■ To be done: Check each line of the entries below for the string "biomass"; copy every line where it appears.
--- Data in this exercise ---
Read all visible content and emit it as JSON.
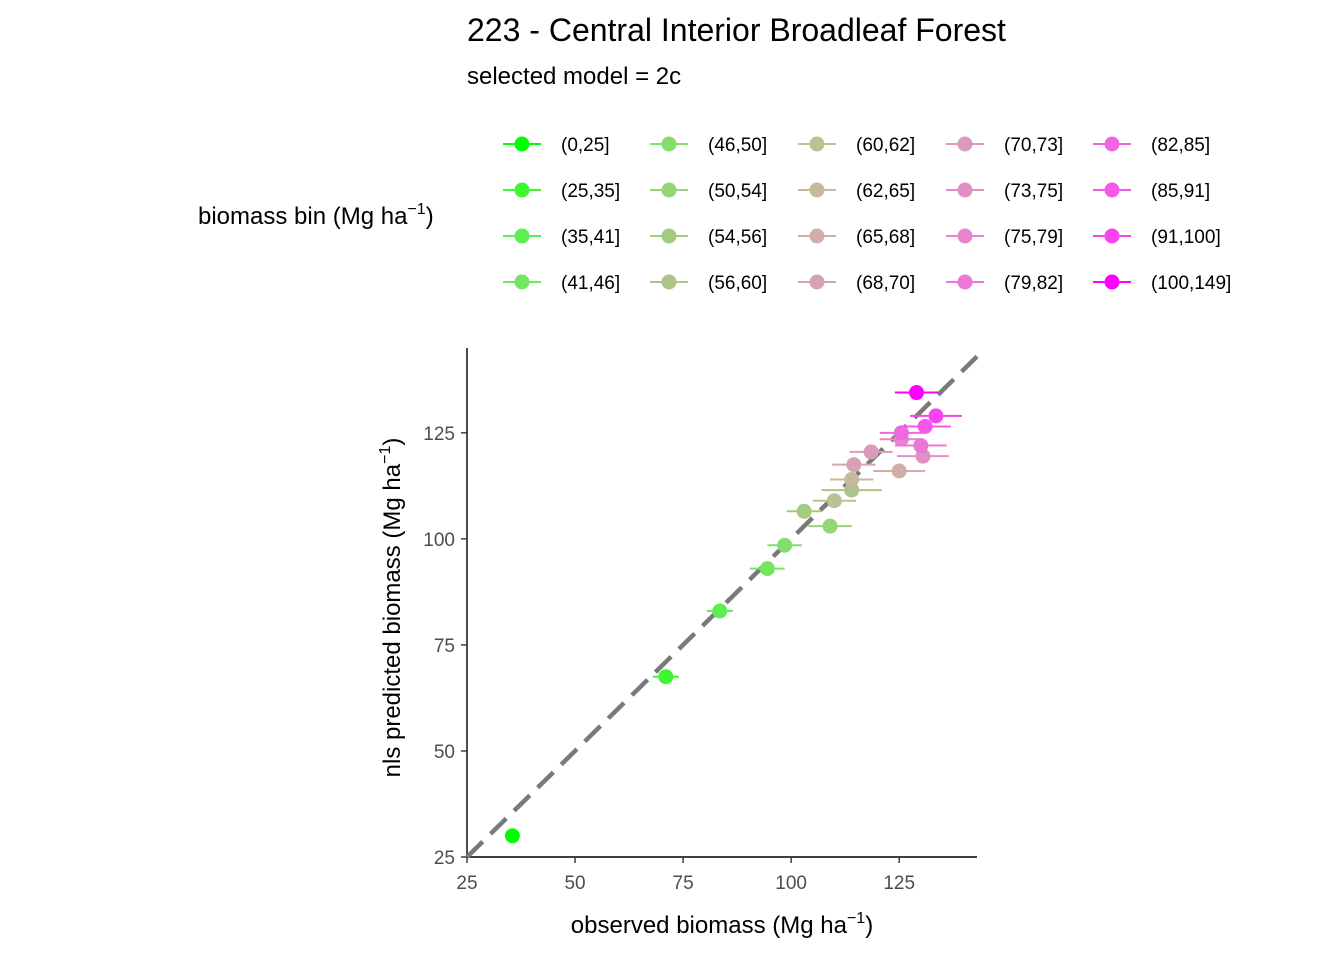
{
  "chart_data": {
    "type": "scatter",
    "title": "223 - Central Interior Broadleaf Forest",
    "subtitle": "selected model = 2c",
    "xlabel": "observed biomass (Mg ha",
    "xlabel_sup": "−1",
    "xlabel_end": ")",
    "ylabel": "nls predicted biomass (Mg ha",
    "ylabel_sup": "−1",
    "ylabel_end": ")",
    "xlim": [
      25,
      143
    ],
    "ylim": [
      25,
      145
    ],
    "x_ticks": [
      25,
      50,
      75,
      100,
      125
    ],
    "y_ticks": [
      25,
      50,
      75,
      100,
      125
    ],
    "reference_line": "1:1 dashed",
    "legend": {
      "title": "biomass bin (Mg ha",
      "title_sup": "−1",
      "title_end": ")",
      "placement": "top",
      "bins": [
        {
          "label": "(0,25]",
          "color": "#00FF00"
        },
        {
          "label": "(25,35]",
          "color": "#3CF732"
        },
        {
          "label": "(35,41]",
          "color": "#5BEF50"
        },
        {
          "label": "(41,46]",
          "color": "#72E65E"
        },
        {
          "label": "(46,50]",
          "color": "#83DE6E"
        },
        {
          "label": "(50,54]",
          "color": "#94D576"
        },
        {
          "label": "(54,56]",
          "color": "#A1CC80"
        },
        {
          "label": "(56,60]",
          "color": "#AEC38A"
        },
        {
          "label": "(60,62]",
          "color": "#BAC293"
        },
        {
          "label": "(62,65]",
          "color": "#C6B99E"
        },
        {
          "label": "(65,68]",
          "color": "#CFAEA7"
        },
        {
          "label": "(68,70]",
          "color": "#D6A4B1"
        },
        {
          "label": "(70,73]",
          "color": "#DC9ABB"
        },
        {
          "label": "(73,75]",
          "color": "#E18FC5"
        },
        {
          "label": "(75,79]",
          "color": "#E684CE"
        },
        {
          "label": "(79,82]",
          "color": "#EB77D7"
        },
        {
          "label": "(82,85]",
          "color": "#F068E0"
        },
        {
          "label": "(85,91]",
          "color": "#F458E8"
        },
        {
          "label": "(91,100]",
          "color": "#F942F0"
        },
        {
          "label": "(100,149]",
          "color": "#FF00FF"
        }
      ]
    },
    "points": [
      {
        "bin": 0,
        "x": 35.5,
        "y": 30.0,
        "xerr": 1.5
      },
      {
        "bin": 1,
        "x": 71.0,
        "y": 67.5,
        "xerr": 3.0
      },
      {
        "bin": 2,
        "x": 83.5,
        "y": 83.0,
        "xerr": 3.0
      },
      {
        "bin": 3,
        "x": 94.5,
        "y": 93.0,
        "xerr": 4.0
      },
      {
        "bin": 4,
        "x": 98.5,
        "y": 98.5,
        "xerr": 4.0
      },
      {
        "bin": 5,
        "x": 109.0,
        "y": 103.0,
        "xerr": 5.0
      },
      {
        "bin": 6,
        "x": 103.0,
        "y": 106.5,
        "xerr": 4.0
      },
      {
        "bin": 7,
        "x": 114.0,
        "y": 111.5,
        "xerr": 7.0
      },
      {
        "bin": 8,
        "x": 110.0,
        "y": 109.0,
        "xerr": 5.0
      },
      {
        "bin": 9,
        "x": 114.0,
        "y": 114.0,
        "xerr": 5.0
      },
      {
        "bin": 10,
        "x": 125.0,
        "y": 116.0,
        "xerr": 6.0
      },
      {
        "bin": 11,
        "x": 114.5,
        "y": 117.5,
        "xerr": 5.0
      },
      {
        "bin": 12,
        "x": 118.5,
        "y": 120.5,
        "xerr": 5.0
      },
      {
        "bin": 13,
        "x": 130.5,
        "y": 119.5,
        "xerr": 6.0
      },
      {
        "bin": 14,
        "x": 125.5,
        "y": 123.5,
        "xerr": 5.0
      },
      {
        "bin": 15,
        "x": 130.0,
        "y": 122.0,
        "xerr": 6.0
      },
      {
        "bin": 16,
        "x": 125.5,
        "y": 125.0,
        "xerr": 5.0
      },
      {
        "bin": 17,
        "x": 131.0,
        "y": 126.5,
        "xerr": 6.0
      },
      {
        "bin": 18,
        "x": 133.5,
        "y": 129.0,
        "xerr": 6.0
      },
      {
        "bin": 19,
        "x": 129.0,
        "y": 134.5,
        "xerr": 5.0
      }
    ]
  }
}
---
■ Exercise solution:
    "xlabel": "observed biomass (Mg ha",
    "ylabel": "nls predicted biomass (Mg ha",
      "title": "biomass bin (Mg ha",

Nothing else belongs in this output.